_WORK TO BE COMPLETED:_
Reproduce every record below exactly as written, but leave out any pictures.

/---

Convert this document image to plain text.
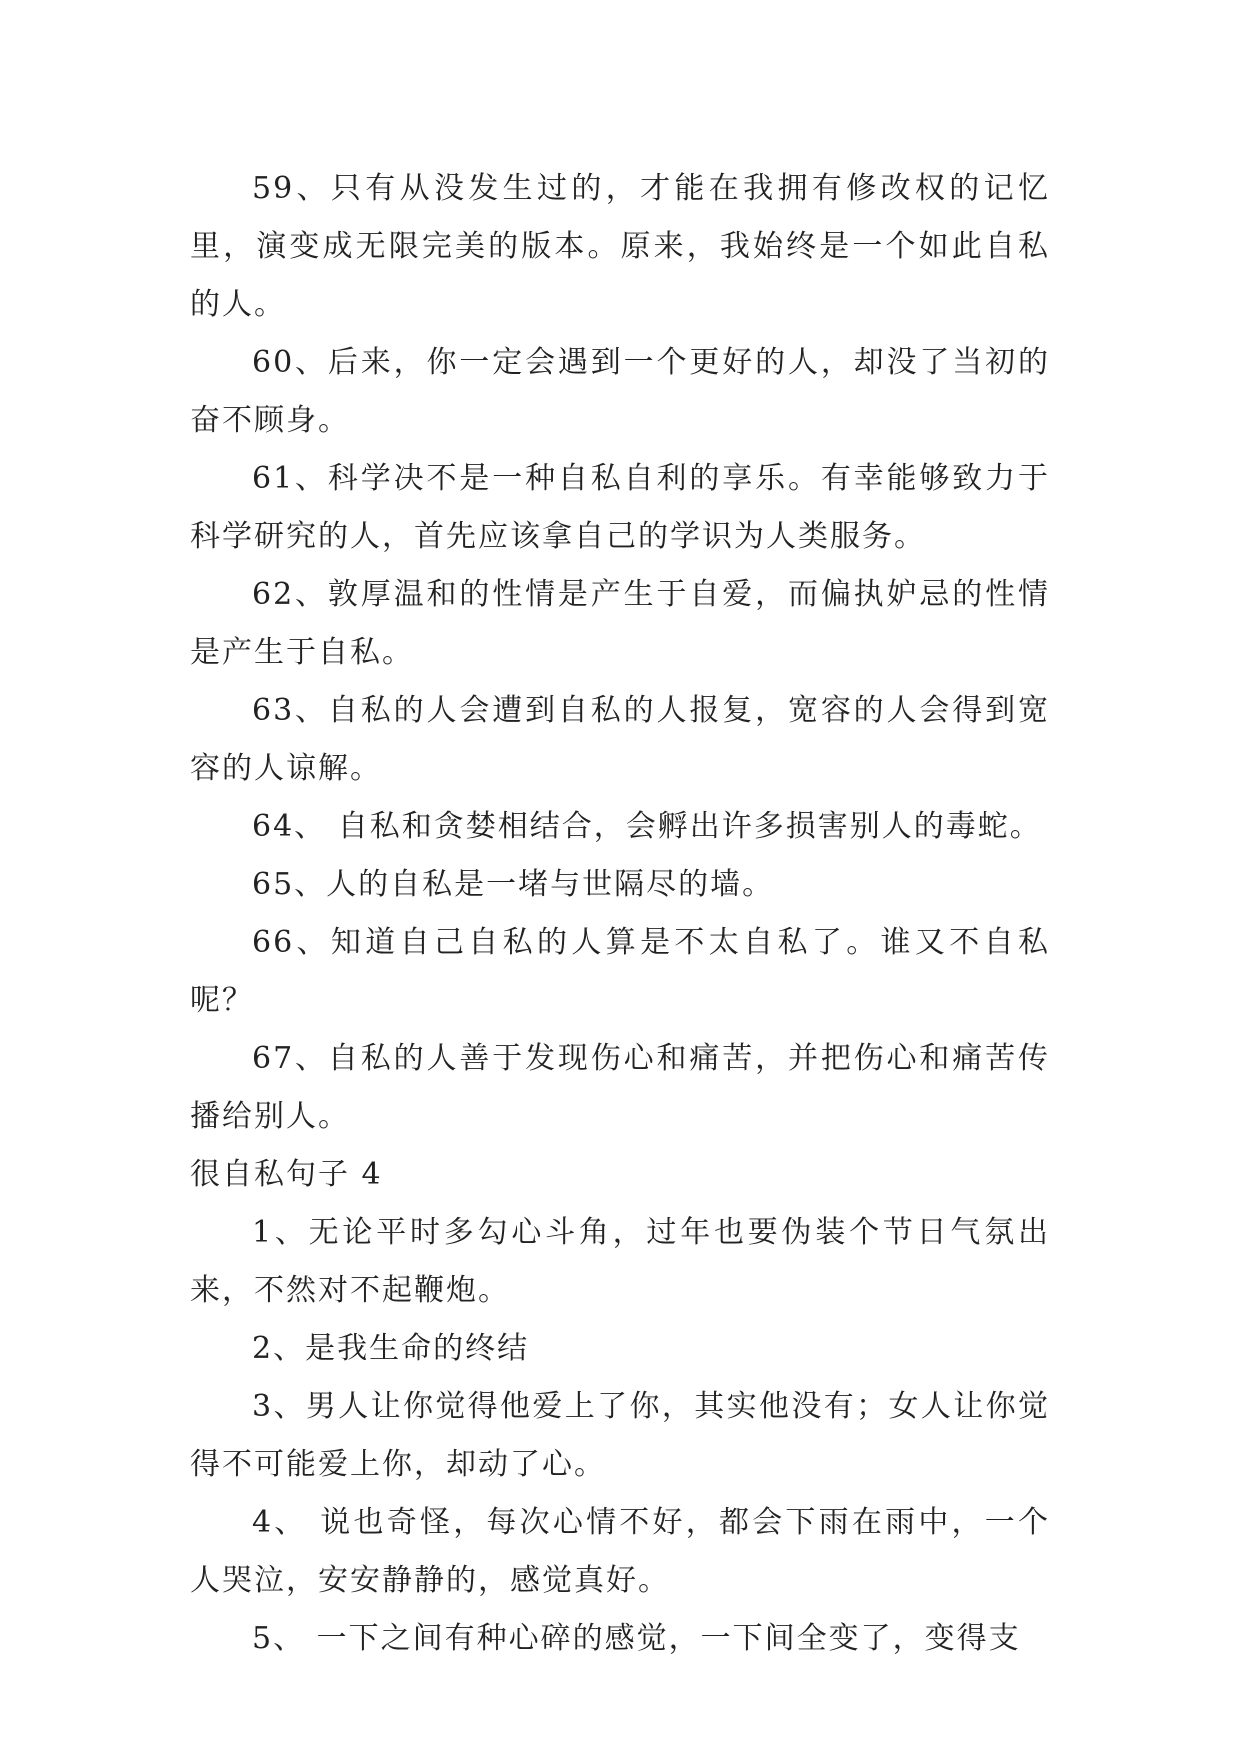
59、只有从没发生过的，才能在我拥有修改权的记忆里，演变成无限完美的版本。原来，我始终是一个如此自私的人。

60、后来，你一定会遇到一个更好的人，却没了当初的奋不顾身。

61、科学决不是一种自私自利的享乐。有幸能够致力于科学研究的人，首先应该拿自己的学识为人类服务。

62、敦厚温和的性情是产生于自爱，而偏执妒忌的性情是产生于自私。

63、自私的人会遭到自私的人报复，宽容的人会得到宽容的人谅解。

64、 自私和贪婪相结合，会孵出许多损害别人的毒蛇。

65、人的自私是一堵与世隔尽的墙。

66、知道自己自私的人算是不太自私了。谁又不自私呢？

67、自私的人善于发现伤心和痛苦，并把伤心和痛苦传播给别人。

很自私句子 4

1、无论平时多勾心斗角，过年也要伪装个节日气氛出来，不然对不起鞭炮。

2、是我生命的终结

3、男人让你觉得他爱上了你，其实他没有；女人让你觉得不可能爱上你，却动了心。

4、 说也奇怪，每次心情不好，都会下雨在雨中，一个人哭泣，安安静静的，感觉真好。

5、 一下之间有种心碎的感觉，一下间全变了，变得支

\---

_THE RESULT:_
Convert this document image to plain text.
59、只有从没发生过的，才能在我拥有修改权的记忆里，演变成无限完美的版本。原来，我始终是一个如此自私的人。

60、后来，你一定会遇到一个更好的人，却没了当初的奋不顾身。

61、科学决不是一种自私自利的享乐。有幸能够致力于科学研究的人，首先应该拿自己的学识为人类服务。

62、敦厚温和的性情是产生于自爱，而偏执妒忌的性情是产生于自私。

63、自私的人会遭到自私的人报复，宽容的人会得到宽容的人谅解。

64、 自私和贪婪相结合，会孵出许多损害别人的毒蛇。

65、人的自私是一堵与世隔尽的墙。

66、知道自己自私的人算是不太自私了。谁又不自私呢？

67、自私的人善于发现伤心和痛苦，并把伤心和痛苦传播给别人。

很自私句子 4

1、无论平时多勾心斗角，过年也要伪装个节日气氛出来，不然对不起鞭炮。

2、是我生命的终结

3、男人让你觉得他爱上了你，其实他没有；女人让你觉得不可能爱上你，却动了心。

4、 说也奇怪，每次心情不好，都会下雨在雨中，一个人哭泣，安安静静的，感觉真好。

5、 一下之间有种心碎的感觉，一下间全变了，变得支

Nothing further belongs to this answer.